Find and return each line containing "about".
═══ Dataset content
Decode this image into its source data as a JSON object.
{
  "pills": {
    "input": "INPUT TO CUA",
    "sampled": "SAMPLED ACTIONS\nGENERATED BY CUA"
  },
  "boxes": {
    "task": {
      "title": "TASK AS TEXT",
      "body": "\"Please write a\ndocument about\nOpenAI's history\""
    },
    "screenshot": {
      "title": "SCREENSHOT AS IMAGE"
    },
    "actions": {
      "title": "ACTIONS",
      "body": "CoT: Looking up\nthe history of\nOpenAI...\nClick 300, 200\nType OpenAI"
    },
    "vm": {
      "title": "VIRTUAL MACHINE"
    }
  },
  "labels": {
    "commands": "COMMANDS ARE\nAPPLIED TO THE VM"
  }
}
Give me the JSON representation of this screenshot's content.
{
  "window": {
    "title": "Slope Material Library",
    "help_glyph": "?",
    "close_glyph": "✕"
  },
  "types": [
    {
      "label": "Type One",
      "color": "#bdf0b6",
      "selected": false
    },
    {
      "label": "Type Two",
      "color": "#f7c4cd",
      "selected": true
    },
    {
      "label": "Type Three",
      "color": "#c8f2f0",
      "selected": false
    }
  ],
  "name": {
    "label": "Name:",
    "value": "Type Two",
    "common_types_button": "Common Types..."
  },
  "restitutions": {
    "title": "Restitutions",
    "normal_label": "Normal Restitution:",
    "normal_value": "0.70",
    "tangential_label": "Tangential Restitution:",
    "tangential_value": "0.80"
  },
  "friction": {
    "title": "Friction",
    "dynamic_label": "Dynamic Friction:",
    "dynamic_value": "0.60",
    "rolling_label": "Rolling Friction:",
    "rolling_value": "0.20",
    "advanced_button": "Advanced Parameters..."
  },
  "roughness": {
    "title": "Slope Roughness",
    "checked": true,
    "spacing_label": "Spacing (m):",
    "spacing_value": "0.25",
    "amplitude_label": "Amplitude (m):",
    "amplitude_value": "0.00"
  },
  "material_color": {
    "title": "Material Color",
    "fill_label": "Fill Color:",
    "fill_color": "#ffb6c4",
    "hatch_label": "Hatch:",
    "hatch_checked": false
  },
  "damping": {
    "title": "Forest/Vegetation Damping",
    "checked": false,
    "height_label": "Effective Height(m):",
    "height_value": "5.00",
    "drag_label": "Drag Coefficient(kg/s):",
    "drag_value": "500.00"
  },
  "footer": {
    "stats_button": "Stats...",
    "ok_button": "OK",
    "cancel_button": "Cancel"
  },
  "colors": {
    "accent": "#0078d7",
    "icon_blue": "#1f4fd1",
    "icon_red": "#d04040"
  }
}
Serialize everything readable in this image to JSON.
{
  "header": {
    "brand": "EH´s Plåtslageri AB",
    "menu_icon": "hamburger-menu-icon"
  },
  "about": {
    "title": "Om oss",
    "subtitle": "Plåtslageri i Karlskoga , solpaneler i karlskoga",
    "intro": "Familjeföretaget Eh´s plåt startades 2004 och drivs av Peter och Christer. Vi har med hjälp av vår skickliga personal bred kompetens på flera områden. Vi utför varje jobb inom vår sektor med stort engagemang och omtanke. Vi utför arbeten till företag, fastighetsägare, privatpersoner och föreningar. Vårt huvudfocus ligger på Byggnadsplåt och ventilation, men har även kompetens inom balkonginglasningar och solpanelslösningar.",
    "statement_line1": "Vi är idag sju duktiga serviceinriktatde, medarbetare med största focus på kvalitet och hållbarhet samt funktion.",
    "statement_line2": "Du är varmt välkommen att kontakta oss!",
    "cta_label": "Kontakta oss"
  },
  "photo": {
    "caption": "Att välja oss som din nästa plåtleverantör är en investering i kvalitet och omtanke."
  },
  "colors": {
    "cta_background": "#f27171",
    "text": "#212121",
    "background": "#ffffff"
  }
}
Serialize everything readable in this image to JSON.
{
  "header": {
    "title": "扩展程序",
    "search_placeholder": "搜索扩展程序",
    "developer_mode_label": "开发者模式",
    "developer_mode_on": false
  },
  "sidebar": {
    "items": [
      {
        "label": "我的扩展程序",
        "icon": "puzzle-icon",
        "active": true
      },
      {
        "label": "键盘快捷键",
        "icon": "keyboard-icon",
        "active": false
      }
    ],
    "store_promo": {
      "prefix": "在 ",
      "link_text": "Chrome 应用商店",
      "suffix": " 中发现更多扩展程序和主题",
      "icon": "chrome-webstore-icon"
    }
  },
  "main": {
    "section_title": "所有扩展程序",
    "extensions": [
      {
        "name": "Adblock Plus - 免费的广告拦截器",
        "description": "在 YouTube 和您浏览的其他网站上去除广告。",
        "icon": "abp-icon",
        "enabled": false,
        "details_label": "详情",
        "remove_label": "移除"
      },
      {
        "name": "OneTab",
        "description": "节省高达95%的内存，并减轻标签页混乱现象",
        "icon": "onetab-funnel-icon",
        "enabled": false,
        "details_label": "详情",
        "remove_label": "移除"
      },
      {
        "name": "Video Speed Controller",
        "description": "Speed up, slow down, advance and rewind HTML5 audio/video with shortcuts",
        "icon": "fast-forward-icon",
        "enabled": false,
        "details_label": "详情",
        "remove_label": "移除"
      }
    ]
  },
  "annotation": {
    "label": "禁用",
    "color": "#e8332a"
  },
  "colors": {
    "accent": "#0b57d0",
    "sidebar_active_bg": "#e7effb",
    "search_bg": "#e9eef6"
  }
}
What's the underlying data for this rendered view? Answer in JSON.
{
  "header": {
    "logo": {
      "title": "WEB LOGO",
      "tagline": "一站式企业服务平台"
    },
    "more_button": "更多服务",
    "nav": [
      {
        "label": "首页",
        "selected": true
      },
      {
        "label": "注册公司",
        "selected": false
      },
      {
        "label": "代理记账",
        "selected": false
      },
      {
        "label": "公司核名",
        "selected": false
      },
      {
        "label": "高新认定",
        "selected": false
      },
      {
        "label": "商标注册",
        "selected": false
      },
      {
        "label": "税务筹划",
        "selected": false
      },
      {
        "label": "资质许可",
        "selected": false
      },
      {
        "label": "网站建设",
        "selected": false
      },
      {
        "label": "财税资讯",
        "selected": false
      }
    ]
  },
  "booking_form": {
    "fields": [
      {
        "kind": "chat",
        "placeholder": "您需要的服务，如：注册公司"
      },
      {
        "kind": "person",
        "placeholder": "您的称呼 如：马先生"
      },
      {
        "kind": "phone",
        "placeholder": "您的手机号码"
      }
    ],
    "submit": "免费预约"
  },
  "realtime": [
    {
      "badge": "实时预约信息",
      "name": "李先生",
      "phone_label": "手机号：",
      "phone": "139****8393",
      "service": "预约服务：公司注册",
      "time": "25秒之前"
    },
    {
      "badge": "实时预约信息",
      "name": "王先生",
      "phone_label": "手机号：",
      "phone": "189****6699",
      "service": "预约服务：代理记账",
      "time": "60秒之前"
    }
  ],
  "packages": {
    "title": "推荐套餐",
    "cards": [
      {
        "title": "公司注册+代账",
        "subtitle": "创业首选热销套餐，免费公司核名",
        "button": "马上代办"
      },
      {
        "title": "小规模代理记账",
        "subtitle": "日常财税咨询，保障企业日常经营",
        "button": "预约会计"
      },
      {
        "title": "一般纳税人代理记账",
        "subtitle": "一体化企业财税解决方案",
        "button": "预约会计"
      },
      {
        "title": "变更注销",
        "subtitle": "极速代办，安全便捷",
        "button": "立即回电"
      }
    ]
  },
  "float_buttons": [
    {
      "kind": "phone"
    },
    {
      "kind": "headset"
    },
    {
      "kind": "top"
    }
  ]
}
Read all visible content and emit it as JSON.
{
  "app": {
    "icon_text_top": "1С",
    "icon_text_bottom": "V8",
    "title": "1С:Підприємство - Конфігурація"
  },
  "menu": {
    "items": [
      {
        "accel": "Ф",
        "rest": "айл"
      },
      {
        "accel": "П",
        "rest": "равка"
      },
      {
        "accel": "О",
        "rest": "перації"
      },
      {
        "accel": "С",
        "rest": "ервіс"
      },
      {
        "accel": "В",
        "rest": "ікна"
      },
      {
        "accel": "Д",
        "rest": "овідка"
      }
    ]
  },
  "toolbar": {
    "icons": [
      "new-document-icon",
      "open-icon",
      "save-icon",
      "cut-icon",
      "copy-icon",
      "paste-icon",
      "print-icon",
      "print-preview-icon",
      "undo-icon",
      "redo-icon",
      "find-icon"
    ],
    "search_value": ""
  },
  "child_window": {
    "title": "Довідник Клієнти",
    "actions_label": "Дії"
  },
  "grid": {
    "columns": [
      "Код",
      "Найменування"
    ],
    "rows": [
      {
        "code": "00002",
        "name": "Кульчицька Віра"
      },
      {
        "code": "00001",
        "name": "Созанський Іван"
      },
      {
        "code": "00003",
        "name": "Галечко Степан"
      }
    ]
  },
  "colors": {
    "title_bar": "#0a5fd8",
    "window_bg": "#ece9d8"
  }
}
══════
**Full output:**
      "body": "\"Please write a\ndocument about\nOpenAI's history\""
  "about": {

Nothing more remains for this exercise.